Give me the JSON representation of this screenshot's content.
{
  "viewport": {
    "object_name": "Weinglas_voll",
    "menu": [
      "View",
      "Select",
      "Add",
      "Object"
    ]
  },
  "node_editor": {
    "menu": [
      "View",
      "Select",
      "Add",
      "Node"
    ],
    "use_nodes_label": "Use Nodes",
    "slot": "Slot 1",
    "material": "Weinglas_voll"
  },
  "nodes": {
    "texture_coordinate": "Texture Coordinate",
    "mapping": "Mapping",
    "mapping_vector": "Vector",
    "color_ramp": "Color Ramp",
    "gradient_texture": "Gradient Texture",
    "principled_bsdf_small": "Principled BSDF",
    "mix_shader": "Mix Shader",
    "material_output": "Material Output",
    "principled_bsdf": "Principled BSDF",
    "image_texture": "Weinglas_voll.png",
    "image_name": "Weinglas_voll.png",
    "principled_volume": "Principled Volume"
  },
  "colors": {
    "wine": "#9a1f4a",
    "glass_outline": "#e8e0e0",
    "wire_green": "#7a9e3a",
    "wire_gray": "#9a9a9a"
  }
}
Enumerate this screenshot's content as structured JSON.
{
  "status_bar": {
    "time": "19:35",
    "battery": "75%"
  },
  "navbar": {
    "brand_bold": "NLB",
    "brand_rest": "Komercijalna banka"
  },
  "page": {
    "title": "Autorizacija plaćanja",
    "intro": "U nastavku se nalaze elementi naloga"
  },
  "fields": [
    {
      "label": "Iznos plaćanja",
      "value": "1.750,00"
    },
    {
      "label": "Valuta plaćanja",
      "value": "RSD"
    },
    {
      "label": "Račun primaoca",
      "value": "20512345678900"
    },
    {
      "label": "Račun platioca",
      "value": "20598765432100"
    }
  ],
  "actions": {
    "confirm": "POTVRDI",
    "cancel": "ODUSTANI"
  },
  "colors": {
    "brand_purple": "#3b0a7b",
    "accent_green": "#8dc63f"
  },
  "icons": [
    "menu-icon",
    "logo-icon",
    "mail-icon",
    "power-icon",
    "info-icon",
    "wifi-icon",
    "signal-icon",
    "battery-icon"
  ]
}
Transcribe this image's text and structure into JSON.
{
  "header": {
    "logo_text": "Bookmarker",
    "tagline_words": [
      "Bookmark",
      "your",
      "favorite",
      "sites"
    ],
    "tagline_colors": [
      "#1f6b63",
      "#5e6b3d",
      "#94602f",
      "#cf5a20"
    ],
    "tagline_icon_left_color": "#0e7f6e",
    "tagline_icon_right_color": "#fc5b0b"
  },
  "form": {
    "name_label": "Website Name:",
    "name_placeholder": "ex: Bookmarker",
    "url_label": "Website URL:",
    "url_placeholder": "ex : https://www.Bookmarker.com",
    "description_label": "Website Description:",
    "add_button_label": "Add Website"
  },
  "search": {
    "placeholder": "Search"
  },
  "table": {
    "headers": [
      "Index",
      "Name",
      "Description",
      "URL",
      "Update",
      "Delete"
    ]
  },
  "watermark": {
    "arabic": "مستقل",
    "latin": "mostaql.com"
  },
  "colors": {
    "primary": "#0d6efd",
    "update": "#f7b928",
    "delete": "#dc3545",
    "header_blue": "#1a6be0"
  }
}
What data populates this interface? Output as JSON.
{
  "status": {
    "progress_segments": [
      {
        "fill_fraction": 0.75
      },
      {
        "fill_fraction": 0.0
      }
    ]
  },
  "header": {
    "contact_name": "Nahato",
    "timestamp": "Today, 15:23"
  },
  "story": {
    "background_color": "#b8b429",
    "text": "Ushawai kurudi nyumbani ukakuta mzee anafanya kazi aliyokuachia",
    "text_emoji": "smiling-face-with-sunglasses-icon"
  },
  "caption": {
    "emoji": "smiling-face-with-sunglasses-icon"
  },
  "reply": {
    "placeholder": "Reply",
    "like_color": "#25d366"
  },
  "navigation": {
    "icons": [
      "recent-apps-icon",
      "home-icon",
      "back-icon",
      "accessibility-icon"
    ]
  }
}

What you will do: Report every line in the data above in which the word "value" appears.

Solved exercise:
      "value": "1.750,00"
      "value": "RSD"
      "value": "20512345678900"
      "value": "20598765432100"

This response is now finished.